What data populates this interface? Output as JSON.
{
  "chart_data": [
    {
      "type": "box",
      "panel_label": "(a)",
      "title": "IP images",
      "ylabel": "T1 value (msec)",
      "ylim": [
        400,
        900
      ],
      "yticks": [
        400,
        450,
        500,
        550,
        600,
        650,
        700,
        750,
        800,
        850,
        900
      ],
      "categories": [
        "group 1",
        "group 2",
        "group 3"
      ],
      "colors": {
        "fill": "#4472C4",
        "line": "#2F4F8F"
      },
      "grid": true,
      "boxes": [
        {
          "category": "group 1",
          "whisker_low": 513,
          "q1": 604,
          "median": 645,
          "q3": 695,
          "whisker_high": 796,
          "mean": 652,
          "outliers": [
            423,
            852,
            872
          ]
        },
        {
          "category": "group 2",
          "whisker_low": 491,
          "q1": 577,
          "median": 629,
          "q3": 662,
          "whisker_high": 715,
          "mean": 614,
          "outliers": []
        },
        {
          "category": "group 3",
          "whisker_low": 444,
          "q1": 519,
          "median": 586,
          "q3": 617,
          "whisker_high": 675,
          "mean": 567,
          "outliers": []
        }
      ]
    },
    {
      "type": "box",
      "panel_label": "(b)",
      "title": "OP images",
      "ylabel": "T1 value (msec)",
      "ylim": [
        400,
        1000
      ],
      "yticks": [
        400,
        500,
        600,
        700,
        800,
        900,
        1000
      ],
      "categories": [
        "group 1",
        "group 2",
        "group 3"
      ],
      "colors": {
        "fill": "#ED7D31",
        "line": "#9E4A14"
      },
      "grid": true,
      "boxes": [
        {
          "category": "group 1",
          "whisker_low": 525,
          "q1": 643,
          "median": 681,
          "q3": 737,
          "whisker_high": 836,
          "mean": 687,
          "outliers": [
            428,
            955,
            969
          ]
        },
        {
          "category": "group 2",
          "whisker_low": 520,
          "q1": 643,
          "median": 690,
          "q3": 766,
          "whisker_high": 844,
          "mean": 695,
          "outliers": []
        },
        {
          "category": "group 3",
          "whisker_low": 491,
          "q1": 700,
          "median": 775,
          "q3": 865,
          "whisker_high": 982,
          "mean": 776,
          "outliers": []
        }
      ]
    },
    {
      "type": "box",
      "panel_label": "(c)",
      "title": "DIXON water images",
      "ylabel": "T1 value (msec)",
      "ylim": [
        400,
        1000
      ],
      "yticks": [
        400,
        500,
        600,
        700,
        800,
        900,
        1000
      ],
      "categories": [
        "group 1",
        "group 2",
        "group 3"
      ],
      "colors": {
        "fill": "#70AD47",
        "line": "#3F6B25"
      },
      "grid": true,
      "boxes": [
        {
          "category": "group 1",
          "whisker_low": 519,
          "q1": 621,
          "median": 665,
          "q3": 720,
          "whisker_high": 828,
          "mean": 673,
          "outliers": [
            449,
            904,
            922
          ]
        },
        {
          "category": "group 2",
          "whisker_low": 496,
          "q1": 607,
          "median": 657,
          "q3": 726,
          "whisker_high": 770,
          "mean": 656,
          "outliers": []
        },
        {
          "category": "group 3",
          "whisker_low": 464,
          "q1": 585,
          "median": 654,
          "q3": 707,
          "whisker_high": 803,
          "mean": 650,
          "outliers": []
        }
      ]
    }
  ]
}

* * *

▶ Task prompt: Here, the records must be output exactly and in full.

▶ Solution for this problem:
What data populates this interface? Output as JSON.
{
  "chart_data": [
    {
      "type": "box",
      "panel_label": "(a)",
      "title": "IP images",
      "ylabel": "T1 value (msec)",
      "ylim": [
        400,
        900
      ],
      "yticks": [
        400,
        450,
        500,
        550,
        600,
        650,
        700,
        750,
        800,
        850,
        900
      ],
      "categories": [
        "group 1",
        "group 2",
        "group 3"
      ],
      "colors": {
        "fill": "#4472C4",
        "line": "#2F4F8F"
      },
      "grid": true,
      "boxes": [
        {
          "category": "group 1",
          "whisker_low": 513,
          "q1": 604,
          "median": 645,
          "q3": 695,
          "whisker_high": 796,
          "mean": 652,
          "outliers": [
            423,
            852,
            872
          ]
        },
        {
          "category": "group 2",
          "whisker_low": 491,
          "q1": 577,
          "median": 629,
          "q3": 662,
          "whisker_high": 715,
          "mean": 614,
          "outliers": []
        },
        {
          "category": "group 3",
          "whisker_low": 444,
          "q1": 519,
          "median": 586,
          "q3": 617,
          "whisker_high": 675,
          "mean": 567,
          "outliers": []
        }
      ]
    },
    {
      "type": "box",
      "panel_label": "(b)",
      "title": "OP images",
      "ylabel": "T1 value (msec)",
      "ylim": [
        400,
        1000
      ],
      "yticks": [
        400,
        500,
        600,
        700,
        800,
        900,
        1000
      ],
      "categories": [
        "group 1",
        "group 2",
        "group 3"
      ],
      "colors": {
        "fill": "#ED7D31",
        "line": "#9E4A14"
      },
      "grid": true,
      "boxes": [
        {
          "category": "group 1",
          "whisker_low": 525,
          "q1": 643,
          "median": 681,
          "q3": 737,
          "whisker_high": 836,
          "mean": 687,
          "outliers": [
            428,
            955,
            969
          ]
        },
        {
          "category": "group 2",
          "whisker_low": 520,
          "q1": 643,
          "median": 690,
          "q3": 766,
          "whisker_high": 844,
          "mean": 695,
          "outliers": []
        },
        {
          "category": "group 3",
          "whisker_low": 491,
          "q1": 700,
          "median": 775,
          "q3": 865,
          "whisker_high": 982,
          "mean": 776,
          "outliers": []
        }
      ]
    },
    {
      "type": "box",
      "panel_label": "(c)",
      "title": "DIXON water images",
      "ylabel": "T1 value (msec)",
      "ylim": [
        400,
        1000
      ],
      "yticks": [
        400,
        500,
        600,
        700,
        800,
        900,
        1000
      ],
      "categories": [
        "group 1",
        "group 2",
        "group 3"
      ],
      "colors": {
        "fill": "#70AD47",
        "line": "#3F6B25"
      },
      "grid": true,
      "boxes": [
        {
          "category": "group 1",
          "whisker_low": 519,
          "q1": 621,
          "median": 665,
          "q3": 720,
          "whisker_high": 828,
          "mean": 673,
          "outliers": [
            449,
            904,
            922
          ]
        },
        {
          "category": "group 2",
          "whisker_low": 496,
          "q1": 607,
          "median": 657,
          "q3": 726,
          "whisker_high": 770,
          "mean": 656,
          "outliers": []
        },
        {
          "category": "group 3",
          "whisker_low": 464,
          "q1": 585,
          "median": 654,
          "q3": 707,
          "whisker_high": 803,
          "mean": 650,
          "outliers": []
        }
      ]
    }
  ]
}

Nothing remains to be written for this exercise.